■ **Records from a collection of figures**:
[start]

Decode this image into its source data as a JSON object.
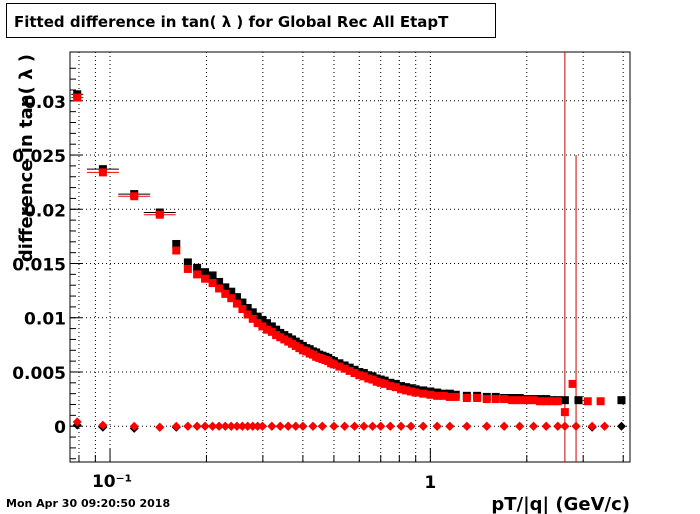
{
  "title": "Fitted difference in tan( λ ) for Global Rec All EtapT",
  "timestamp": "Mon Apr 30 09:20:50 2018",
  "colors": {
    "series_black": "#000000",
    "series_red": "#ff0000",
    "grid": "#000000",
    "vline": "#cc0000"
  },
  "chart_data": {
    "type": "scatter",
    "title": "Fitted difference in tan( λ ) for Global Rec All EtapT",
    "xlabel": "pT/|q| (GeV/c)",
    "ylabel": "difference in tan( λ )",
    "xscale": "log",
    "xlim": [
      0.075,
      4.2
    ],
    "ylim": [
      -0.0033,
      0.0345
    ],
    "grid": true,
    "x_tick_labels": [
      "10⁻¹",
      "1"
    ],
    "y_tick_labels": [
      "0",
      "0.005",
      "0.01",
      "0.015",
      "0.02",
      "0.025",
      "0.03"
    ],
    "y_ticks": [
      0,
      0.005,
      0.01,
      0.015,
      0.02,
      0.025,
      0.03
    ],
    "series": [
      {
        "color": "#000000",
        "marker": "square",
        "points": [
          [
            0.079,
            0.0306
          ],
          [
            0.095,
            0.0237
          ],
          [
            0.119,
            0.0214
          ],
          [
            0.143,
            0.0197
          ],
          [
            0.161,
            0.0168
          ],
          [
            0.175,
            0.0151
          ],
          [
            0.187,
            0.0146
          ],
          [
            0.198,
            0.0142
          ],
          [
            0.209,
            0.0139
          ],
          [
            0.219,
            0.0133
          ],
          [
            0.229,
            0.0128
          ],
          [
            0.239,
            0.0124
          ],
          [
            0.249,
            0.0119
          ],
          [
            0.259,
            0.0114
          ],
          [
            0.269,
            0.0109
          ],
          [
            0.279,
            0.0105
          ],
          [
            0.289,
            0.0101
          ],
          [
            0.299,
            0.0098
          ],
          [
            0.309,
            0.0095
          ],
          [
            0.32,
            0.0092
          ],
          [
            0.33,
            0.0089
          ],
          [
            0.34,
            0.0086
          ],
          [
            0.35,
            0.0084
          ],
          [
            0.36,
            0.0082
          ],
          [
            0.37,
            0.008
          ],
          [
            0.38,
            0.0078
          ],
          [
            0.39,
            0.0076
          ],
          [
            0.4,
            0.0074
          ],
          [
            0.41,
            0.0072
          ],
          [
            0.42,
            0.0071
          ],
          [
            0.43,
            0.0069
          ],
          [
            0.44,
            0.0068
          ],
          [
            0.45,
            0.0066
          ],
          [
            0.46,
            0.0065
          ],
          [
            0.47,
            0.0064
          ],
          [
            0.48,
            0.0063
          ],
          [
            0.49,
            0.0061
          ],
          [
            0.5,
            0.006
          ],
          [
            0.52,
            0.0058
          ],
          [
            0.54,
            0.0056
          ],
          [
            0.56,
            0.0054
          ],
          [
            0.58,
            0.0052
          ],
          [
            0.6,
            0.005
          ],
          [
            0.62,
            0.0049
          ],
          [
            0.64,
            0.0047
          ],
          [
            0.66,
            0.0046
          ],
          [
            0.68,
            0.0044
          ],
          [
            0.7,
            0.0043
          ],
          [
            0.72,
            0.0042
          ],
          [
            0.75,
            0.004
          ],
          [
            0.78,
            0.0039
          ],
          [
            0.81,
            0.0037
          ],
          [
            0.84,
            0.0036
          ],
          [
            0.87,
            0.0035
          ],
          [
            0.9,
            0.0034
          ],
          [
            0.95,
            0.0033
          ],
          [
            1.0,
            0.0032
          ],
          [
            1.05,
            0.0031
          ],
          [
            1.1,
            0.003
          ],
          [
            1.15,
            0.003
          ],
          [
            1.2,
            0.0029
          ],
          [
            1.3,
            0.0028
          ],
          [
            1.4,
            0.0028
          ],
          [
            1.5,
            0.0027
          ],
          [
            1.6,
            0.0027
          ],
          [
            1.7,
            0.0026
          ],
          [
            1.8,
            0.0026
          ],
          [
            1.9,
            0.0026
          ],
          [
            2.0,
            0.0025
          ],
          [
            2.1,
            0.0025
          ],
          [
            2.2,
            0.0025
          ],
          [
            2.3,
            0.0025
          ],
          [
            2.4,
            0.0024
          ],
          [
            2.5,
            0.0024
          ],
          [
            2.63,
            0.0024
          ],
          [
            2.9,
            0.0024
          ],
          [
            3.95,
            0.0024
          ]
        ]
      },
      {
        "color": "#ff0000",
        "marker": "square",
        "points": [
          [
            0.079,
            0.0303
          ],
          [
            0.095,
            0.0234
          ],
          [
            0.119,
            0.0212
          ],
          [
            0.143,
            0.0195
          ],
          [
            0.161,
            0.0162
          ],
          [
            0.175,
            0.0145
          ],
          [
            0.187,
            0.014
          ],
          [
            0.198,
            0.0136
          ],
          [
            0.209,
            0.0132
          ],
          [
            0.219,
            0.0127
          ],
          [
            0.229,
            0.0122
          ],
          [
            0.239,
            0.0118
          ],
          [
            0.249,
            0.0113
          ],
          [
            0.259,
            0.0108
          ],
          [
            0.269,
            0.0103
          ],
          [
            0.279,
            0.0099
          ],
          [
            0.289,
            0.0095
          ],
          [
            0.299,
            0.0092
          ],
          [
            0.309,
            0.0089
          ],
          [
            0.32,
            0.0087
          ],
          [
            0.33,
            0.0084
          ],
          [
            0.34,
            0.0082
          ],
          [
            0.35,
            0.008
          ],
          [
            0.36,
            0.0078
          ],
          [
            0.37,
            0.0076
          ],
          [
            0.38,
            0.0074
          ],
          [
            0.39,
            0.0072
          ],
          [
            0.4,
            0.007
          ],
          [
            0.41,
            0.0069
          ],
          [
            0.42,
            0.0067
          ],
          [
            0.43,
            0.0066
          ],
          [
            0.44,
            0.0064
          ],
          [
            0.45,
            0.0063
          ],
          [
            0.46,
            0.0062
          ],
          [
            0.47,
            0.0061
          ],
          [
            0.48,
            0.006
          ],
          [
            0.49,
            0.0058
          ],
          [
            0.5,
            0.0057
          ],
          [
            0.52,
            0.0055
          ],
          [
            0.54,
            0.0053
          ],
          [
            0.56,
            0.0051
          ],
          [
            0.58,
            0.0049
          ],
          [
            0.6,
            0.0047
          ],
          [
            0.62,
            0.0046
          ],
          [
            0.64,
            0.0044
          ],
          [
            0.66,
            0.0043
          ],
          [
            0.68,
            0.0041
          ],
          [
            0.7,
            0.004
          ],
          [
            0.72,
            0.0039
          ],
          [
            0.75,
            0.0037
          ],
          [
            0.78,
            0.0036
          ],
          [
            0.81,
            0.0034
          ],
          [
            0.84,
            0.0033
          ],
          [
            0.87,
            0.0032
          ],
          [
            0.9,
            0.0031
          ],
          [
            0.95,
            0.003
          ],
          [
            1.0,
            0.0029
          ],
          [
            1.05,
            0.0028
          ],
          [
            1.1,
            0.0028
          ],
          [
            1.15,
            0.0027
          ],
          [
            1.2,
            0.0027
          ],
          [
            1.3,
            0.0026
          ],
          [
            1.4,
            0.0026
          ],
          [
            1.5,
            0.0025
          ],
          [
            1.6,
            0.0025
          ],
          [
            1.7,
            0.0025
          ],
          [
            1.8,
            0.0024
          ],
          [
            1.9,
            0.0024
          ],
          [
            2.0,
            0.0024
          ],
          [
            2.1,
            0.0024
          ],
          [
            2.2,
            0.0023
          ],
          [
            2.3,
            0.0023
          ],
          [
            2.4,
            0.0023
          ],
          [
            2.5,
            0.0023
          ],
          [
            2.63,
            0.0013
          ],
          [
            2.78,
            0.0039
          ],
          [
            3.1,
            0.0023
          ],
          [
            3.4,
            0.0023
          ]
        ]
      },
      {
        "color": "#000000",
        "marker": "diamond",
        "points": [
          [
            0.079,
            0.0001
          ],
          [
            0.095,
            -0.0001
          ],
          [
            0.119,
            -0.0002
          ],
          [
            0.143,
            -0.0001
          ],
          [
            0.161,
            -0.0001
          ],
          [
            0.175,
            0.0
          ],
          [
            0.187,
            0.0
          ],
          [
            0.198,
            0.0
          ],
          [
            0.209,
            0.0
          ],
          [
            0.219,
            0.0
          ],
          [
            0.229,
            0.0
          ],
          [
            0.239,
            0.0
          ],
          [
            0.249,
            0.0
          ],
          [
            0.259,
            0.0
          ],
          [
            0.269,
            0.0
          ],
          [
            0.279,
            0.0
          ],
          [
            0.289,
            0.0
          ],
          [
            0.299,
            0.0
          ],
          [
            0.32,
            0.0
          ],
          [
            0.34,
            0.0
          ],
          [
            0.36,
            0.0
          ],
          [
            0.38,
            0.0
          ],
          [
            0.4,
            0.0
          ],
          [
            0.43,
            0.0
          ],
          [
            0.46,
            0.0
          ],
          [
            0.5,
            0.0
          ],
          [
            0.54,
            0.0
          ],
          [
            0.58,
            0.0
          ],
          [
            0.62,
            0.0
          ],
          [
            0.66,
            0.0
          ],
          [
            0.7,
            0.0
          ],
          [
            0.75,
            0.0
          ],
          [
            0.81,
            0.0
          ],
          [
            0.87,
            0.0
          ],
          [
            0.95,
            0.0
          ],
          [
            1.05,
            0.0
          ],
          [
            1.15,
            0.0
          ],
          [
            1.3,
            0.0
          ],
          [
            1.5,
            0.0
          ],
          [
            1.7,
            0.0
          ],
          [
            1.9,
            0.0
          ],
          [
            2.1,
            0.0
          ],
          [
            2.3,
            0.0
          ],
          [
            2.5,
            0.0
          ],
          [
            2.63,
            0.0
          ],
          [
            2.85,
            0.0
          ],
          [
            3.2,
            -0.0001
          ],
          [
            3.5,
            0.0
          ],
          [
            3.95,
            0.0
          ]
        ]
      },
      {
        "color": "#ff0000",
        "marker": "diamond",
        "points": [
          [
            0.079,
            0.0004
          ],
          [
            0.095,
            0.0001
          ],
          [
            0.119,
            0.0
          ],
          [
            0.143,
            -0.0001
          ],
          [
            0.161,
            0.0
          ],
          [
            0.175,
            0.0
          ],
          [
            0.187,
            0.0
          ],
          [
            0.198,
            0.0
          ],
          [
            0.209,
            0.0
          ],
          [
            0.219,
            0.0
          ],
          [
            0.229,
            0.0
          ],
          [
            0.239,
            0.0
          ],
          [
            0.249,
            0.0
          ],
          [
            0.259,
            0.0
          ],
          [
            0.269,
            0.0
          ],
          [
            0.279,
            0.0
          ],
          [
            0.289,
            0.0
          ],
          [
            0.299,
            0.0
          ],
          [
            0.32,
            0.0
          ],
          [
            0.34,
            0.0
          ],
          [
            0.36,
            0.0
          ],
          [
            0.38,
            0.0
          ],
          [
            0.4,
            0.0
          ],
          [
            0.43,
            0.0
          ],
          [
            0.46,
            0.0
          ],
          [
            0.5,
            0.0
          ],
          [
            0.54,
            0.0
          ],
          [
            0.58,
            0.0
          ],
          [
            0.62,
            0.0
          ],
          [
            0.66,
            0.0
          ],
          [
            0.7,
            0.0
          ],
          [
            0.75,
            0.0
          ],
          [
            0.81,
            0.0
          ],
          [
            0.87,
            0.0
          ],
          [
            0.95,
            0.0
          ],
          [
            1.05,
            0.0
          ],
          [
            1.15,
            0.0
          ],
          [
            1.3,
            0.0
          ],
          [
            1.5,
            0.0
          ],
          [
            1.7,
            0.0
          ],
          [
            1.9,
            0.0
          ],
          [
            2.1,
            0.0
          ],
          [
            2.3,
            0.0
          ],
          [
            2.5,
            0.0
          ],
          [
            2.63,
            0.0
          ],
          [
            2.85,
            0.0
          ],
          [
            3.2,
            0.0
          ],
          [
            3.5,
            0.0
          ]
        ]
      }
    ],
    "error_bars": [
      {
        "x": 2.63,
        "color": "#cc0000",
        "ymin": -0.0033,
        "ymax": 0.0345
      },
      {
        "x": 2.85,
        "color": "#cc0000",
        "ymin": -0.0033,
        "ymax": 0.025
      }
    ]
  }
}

[end]

■ **Challenge**:
Extract every line containing the string "title" from the data above.

■ **Solution to the exercise**:
  "title": "Fitted difference in tan( λ ) for Global Rec All EtapT",
    "title": "Fitted difference in tan( λ ) for Global Rec All EtapT",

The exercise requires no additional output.